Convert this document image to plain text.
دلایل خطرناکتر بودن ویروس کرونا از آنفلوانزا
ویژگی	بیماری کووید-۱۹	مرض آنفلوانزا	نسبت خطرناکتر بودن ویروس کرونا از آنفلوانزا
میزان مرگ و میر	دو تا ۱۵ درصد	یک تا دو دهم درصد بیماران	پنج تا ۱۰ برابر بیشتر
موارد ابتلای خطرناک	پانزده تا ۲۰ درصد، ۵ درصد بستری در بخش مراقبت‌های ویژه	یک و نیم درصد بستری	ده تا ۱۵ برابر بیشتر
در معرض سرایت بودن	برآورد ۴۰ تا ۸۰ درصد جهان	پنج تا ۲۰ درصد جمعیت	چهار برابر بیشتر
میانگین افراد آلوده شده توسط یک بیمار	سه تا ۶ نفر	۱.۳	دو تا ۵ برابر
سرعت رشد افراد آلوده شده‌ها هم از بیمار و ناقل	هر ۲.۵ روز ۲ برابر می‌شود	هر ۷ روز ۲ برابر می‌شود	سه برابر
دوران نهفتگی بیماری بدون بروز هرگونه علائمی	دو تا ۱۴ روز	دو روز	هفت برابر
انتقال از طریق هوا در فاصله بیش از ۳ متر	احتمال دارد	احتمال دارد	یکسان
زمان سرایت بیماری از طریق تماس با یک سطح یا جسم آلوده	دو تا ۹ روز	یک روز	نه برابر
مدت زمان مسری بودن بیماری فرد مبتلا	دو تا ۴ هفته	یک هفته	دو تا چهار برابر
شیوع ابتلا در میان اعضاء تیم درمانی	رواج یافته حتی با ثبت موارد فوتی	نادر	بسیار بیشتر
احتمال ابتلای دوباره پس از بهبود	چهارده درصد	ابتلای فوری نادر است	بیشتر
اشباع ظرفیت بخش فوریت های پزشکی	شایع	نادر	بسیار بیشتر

- **Aim of the exercise**:
What is the number of lines in these records that contain "سرایت"? Reply with the number only.

- **Finished task**:
2